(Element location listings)

┄┄┄┄┄┄┄┄┄┄

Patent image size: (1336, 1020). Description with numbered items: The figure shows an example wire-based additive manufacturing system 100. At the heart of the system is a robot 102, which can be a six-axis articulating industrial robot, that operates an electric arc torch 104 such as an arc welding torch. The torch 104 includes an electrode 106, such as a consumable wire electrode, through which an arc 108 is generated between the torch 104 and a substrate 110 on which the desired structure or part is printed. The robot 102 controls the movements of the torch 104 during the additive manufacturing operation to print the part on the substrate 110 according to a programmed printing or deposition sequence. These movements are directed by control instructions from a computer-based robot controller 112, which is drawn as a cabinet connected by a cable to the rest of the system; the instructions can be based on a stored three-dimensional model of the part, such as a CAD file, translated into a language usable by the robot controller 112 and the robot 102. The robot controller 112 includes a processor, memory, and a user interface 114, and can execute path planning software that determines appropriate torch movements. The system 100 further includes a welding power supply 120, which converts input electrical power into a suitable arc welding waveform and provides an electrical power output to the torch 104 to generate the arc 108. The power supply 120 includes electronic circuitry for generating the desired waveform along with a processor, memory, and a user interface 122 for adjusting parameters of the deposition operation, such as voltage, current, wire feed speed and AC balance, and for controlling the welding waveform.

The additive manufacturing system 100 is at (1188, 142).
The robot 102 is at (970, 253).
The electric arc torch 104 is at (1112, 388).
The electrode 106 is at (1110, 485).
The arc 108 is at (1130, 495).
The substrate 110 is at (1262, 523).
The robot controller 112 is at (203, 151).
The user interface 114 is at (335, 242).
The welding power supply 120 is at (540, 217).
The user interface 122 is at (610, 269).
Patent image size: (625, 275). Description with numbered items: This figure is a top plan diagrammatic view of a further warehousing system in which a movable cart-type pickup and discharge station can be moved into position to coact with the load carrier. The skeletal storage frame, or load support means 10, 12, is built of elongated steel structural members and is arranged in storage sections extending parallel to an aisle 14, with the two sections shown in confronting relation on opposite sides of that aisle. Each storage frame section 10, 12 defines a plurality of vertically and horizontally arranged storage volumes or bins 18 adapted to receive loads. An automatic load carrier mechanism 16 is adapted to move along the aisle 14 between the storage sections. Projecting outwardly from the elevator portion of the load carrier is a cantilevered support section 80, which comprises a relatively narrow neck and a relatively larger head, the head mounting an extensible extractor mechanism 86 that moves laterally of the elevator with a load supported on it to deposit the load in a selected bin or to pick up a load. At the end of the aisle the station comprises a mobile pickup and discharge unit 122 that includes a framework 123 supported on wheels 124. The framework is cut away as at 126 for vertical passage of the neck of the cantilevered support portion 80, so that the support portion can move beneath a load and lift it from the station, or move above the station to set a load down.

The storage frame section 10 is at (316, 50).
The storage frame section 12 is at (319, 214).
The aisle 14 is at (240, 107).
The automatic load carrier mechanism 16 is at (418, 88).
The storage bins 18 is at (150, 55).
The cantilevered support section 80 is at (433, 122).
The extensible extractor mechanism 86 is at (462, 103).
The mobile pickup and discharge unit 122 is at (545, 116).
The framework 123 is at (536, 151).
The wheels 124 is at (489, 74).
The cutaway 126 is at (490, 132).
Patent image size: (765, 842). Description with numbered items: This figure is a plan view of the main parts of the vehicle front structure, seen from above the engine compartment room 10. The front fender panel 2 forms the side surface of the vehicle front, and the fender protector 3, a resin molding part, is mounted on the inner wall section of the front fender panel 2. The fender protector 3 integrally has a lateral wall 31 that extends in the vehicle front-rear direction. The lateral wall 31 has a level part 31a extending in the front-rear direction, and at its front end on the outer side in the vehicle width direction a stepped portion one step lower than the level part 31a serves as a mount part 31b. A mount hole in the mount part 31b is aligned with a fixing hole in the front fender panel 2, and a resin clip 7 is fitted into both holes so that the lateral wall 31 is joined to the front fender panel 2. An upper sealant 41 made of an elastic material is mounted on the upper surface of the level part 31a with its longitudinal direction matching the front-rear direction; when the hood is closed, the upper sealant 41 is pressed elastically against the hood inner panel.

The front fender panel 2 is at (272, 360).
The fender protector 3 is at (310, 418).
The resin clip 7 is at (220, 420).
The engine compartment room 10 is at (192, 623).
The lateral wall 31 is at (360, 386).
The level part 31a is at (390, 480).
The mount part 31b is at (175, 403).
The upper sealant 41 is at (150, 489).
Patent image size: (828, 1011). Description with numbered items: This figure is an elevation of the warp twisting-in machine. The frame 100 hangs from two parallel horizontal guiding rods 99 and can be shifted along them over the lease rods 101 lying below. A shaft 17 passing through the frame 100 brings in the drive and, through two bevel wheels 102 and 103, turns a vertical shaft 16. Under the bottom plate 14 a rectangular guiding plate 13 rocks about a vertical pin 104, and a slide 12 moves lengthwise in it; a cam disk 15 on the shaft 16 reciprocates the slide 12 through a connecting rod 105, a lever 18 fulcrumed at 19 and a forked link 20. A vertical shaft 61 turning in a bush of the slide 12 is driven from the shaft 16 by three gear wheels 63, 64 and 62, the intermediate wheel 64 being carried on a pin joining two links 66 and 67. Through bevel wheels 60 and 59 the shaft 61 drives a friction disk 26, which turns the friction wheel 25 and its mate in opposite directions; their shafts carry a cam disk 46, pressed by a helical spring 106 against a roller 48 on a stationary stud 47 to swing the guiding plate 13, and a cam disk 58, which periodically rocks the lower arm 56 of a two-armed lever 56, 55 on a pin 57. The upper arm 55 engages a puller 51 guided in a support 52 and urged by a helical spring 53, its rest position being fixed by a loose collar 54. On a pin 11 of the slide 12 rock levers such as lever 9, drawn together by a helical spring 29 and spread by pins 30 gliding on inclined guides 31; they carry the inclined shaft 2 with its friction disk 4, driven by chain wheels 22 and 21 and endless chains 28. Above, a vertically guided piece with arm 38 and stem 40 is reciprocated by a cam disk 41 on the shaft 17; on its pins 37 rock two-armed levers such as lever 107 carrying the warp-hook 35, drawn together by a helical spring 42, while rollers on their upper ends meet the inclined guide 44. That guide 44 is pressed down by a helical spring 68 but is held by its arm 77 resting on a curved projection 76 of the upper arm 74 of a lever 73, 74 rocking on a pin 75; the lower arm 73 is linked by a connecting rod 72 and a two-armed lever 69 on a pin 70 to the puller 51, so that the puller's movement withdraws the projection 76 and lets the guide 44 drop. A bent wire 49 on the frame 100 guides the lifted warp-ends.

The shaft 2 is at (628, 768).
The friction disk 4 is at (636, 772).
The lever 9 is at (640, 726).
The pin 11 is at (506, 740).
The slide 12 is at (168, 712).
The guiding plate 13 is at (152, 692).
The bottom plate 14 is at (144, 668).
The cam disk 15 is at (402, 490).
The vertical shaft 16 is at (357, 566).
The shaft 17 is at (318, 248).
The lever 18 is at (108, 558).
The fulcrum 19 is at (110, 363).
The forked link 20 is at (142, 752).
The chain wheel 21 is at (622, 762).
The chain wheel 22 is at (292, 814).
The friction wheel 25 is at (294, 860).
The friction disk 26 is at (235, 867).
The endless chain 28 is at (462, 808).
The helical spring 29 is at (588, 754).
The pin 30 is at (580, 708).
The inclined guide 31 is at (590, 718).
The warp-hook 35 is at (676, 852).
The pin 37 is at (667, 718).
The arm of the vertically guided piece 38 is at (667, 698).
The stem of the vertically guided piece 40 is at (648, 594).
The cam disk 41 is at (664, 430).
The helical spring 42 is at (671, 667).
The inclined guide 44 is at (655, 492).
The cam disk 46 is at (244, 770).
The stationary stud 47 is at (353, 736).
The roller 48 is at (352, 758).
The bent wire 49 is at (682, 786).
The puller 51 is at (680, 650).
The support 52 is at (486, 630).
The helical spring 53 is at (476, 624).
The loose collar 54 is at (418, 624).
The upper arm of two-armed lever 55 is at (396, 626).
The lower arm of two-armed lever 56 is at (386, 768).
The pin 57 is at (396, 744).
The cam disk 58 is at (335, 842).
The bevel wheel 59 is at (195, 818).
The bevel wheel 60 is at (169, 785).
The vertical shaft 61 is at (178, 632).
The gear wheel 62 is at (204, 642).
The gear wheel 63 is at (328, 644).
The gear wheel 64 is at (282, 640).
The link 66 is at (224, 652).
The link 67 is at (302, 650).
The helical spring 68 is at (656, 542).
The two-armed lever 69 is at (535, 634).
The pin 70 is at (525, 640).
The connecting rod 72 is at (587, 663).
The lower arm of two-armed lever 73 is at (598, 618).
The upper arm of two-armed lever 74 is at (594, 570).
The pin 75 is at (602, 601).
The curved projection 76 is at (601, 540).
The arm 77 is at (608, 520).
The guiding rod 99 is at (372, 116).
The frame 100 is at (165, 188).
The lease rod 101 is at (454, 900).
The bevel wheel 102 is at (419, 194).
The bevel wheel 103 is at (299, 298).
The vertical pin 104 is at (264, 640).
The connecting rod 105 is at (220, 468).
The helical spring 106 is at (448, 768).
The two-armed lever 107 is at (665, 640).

┄┄┄┄┄┄┄┄┄┄

Aim :: Rewrite everything from the line containing "Patent image size: (765, 842)." down to the line containing "The upper sealant 41 is at (150, 489).", swapping "plan view" for "top view" and leaving every other word untouched. Give back only those lines.

The reply ::
Patent image size: (765, 842). Description with numbered items: This figure is a top view of the main parts of the vehicle front structure, seen from above the engine compartment room 10. The front fender panel 2 forms the side surface of the vehicle front, and the fender protector 3, a resin molding part, is mounted on the inner wall section of the front fender panel 2. The fender protector 3 integrally has a lateral wall 31 that extends in the vehicle front-rear direction. The lateral wall 31 has a level part 31a extending in the front-rear direction, and at its front end on the outer side in the vehicle width direction a stepped portion one step lower than the level part 31a serves as a mount part 31b. A mount hole in the mount part 31b is aligned with a fixing hole in the front fender panel 2, and a resin clip 7 is fitted into both holes so that the lateral wall 31 is joined to the front fender panel 2. An upper sealant 41 made of an elastic material is mounted on the upper surface of the level part 31a with its longitudinal direction matching the front-rear direction; when the hood is closed, the upper sealant 41 is pressed elastically against the hood inner panel.

The front fender panel 2 is at (272, 360).
The fender protector 3 is at (310, 418).
The resin clip 7 is at (220, 420).
The engine compartment room 10 is at (192, 623).
The lateral wall 31 is at (360, 386).
The level part 31a is at (390, 480).
The mount part 31b is at (175, 403).
The upper sealant 41 is at (150, 489).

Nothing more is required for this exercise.